begin

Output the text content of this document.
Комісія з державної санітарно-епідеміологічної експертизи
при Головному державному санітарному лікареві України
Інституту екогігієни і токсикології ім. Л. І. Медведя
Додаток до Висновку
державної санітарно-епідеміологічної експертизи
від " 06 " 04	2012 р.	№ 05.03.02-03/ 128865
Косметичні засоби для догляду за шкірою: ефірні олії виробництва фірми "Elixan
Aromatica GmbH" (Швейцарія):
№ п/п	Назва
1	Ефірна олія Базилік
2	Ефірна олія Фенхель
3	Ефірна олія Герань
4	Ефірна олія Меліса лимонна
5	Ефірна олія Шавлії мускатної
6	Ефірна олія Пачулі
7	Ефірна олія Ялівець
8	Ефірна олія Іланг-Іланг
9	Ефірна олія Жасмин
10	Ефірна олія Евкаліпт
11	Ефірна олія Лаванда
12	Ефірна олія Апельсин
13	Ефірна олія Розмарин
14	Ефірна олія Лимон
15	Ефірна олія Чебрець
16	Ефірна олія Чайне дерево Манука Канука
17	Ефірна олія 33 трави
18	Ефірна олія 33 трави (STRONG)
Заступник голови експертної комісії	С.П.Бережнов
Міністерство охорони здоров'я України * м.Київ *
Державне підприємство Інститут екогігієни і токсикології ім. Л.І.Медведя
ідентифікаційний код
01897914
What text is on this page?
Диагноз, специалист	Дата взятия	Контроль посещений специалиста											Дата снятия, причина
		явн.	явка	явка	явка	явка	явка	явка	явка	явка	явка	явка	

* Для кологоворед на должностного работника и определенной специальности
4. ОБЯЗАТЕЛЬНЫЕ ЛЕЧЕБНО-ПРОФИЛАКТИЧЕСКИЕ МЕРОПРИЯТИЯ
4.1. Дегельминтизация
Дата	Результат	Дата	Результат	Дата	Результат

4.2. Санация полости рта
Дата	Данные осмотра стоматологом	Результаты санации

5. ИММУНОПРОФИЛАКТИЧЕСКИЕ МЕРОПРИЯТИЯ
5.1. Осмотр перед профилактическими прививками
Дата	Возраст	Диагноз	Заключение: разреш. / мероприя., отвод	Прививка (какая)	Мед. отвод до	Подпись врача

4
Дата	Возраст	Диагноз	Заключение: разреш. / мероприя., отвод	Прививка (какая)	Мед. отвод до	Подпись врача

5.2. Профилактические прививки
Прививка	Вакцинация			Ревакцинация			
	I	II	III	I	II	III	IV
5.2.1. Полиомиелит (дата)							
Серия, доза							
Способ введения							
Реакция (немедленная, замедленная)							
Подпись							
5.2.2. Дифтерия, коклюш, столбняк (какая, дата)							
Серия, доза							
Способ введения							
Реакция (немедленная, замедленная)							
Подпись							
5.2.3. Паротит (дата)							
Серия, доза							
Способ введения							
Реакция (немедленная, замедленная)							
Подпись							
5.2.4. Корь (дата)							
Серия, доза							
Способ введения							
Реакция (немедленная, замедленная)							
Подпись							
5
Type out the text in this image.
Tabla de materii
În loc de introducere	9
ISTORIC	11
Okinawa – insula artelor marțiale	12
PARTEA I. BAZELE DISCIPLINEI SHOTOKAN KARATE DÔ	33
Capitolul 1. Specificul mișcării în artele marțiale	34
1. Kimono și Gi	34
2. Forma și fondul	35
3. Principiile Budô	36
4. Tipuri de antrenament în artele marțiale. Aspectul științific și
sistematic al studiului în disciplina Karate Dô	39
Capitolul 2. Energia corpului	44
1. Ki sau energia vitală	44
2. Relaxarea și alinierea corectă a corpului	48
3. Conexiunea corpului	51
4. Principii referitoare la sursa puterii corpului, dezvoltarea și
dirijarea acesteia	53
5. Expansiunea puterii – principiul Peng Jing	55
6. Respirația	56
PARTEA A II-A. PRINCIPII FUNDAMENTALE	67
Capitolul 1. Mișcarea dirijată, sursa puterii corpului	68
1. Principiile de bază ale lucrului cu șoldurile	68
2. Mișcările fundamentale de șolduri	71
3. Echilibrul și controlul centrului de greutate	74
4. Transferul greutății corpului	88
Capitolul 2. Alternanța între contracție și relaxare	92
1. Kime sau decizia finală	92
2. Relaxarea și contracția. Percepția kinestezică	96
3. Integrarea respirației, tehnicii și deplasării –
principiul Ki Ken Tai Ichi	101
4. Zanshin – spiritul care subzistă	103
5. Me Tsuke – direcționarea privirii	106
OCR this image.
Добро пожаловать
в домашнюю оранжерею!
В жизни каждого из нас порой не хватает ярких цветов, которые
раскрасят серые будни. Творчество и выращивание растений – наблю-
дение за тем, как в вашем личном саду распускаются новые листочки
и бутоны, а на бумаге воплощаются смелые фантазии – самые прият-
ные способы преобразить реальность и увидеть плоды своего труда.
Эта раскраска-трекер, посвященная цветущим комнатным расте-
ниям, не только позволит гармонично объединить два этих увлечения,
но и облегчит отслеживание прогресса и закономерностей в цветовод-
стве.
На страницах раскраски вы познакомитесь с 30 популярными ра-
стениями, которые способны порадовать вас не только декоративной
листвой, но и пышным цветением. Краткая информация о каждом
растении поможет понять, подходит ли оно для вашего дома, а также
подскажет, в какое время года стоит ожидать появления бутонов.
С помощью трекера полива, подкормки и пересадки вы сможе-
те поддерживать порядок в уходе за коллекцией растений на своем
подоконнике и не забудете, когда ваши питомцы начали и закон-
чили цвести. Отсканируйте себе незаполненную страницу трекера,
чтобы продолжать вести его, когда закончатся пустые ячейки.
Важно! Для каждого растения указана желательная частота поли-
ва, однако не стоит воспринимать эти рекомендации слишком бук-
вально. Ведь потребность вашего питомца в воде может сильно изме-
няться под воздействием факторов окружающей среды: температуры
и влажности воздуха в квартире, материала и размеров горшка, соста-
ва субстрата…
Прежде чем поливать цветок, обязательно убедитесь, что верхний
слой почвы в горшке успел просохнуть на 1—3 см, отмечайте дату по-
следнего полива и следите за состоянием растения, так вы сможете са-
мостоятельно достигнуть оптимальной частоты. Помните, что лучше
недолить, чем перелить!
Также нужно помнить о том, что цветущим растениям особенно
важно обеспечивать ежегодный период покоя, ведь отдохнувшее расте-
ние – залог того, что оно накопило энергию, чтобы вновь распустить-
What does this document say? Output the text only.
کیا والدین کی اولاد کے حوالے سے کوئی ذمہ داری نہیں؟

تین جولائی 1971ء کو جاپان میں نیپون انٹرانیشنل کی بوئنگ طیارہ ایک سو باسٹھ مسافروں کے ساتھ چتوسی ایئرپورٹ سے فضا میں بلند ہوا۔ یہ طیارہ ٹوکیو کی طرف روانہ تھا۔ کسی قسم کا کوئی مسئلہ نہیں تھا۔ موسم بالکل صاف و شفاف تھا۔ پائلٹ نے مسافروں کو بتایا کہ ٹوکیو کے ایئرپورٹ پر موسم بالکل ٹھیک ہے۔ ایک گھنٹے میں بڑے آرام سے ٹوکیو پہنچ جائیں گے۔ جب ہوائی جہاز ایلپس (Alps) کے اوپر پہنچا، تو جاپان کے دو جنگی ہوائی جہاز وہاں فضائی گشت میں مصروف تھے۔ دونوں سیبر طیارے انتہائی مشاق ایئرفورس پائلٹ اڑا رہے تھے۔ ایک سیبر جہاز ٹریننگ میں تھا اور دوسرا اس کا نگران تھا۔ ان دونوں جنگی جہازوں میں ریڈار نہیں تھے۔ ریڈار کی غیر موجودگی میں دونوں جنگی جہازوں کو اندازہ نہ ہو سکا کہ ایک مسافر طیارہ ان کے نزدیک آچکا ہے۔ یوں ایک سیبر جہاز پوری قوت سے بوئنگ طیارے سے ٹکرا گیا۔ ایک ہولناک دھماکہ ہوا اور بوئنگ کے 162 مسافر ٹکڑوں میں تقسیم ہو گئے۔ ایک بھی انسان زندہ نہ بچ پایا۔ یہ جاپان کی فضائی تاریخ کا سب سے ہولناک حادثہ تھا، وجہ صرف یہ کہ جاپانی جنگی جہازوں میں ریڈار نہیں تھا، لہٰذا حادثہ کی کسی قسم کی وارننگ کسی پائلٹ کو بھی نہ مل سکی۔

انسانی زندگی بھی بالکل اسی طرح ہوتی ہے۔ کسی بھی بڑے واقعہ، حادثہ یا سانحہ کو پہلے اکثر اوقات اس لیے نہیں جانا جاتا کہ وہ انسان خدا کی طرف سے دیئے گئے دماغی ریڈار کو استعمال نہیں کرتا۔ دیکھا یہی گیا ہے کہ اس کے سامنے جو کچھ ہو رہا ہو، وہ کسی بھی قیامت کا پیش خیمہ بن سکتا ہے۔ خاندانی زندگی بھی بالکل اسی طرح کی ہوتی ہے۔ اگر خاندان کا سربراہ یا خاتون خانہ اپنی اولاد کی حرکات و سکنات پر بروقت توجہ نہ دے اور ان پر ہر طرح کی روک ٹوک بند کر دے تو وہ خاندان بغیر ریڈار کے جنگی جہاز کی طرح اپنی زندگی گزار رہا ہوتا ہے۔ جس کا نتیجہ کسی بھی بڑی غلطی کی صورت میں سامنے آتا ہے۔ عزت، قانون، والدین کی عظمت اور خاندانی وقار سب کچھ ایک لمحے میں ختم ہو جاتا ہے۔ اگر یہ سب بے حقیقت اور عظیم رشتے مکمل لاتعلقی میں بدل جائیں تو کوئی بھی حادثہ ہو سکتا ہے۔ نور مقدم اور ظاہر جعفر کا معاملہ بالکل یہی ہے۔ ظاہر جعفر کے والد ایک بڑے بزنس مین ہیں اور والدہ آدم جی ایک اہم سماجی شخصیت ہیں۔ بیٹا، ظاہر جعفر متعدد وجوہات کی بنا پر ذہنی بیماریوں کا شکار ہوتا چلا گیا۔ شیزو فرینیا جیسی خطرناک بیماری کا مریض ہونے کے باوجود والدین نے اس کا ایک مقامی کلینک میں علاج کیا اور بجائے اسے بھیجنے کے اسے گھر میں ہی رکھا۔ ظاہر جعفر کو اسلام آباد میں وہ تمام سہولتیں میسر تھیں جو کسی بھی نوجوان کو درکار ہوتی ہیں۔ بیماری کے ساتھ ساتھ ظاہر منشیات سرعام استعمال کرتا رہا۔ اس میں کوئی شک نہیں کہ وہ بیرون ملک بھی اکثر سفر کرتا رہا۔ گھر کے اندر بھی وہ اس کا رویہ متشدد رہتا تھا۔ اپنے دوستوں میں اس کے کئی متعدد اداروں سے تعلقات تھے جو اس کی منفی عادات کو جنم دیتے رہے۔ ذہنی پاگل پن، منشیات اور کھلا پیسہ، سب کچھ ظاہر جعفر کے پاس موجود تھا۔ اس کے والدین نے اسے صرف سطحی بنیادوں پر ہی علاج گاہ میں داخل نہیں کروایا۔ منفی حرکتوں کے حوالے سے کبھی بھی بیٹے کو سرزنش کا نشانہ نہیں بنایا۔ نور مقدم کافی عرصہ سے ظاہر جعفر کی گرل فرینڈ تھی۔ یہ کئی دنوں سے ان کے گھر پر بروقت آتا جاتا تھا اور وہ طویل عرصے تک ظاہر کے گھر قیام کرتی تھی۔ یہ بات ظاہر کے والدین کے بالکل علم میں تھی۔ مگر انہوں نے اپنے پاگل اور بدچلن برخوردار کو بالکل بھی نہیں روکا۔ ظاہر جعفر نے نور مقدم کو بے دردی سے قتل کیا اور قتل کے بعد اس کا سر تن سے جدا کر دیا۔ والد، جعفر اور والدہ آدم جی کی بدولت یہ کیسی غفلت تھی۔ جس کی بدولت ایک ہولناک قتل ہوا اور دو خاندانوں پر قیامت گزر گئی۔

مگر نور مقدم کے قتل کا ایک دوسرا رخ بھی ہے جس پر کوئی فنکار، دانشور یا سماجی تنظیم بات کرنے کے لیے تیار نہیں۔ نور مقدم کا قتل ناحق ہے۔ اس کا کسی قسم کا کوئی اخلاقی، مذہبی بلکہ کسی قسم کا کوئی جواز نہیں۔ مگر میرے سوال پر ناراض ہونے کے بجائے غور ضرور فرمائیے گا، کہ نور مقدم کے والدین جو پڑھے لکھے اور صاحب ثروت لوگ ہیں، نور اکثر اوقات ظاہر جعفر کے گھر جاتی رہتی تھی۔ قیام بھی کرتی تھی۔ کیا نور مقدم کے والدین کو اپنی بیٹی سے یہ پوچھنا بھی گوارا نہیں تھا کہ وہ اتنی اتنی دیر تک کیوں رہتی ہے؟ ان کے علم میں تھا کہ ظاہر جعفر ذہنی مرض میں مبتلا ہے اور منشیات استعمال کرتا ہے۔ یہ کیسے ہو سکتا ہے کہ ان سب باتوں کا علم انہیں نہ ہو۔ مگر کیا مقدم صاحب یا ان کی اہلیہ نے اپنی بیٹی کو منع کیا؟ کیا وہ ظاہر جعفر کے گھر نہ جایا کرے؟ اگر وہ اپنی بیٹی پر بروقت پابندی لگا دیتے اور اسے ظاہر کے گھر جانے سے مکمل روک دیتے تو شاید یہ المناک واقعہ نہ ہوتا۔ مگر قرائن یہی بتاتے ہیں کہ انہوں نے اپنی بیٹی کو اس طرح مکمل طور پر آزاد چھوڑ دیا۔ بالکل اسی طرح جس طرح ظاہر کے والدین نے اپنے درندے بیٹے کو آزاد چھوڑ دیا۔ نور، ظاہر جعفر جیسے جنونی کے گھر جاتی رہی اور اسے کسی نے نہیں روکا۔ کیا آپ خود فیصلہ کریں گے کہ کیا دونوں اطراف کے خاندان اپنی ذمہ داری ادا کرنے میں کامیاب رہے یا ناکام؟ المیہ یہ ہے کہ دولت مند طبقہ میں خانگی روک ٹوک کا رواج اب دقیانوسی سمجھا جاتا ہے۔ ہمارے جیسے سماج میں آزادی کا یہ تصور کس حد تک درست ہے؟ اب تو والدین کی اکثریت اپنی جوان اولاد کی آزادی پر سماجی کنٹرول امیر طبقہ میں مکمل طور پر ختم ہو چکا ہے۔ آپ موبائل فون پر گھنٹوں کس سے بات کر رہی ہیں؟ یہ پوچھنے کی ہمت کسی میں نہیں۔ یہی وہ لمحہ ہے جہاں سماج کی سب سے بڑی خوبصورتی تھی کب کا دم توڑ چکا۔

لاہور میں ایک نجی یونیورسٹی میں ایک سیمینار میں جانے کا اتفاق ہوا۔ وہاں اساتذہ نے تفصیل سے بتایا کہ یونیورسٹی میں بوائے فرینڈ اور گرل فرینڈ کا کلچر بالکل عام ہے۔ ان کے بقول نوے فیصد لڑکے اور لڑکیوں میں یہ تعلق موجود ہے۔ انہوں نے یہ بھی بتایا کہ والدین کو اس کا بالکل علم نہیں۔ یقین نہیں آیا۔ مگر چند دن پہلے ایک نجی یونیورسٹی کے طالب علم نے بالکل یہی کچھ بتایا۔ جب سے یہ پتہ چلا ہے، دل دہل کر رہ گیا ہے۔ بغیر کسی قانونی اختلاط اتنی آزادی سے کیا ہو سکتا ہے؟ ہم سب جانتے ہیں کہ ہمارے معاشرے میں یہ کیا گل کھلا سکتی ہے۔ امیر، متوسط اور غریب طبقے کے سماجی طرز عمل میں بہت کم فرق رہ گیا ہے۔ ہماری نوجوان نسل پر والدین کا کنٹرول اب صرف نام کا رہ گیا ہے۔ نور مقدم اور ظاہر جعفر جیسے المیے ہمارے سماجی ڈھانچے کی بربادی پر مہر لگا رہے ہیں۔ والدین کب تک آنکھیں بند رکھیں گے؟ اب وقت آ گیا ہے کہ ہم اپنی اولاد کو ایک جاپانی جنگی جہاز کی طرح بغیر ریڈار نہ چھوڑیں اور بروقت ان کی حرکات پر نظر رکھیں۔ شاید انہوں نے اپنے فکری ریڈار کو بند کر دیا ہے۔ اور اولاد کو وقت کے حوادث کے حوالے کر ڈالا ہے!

end

## AIM
Show each line in the entries that holds the string "Principiile".

## TASK SOLUTION
3. Principiile Budô	36
1. Principiile de bază ale lucrului cu șoldurile	68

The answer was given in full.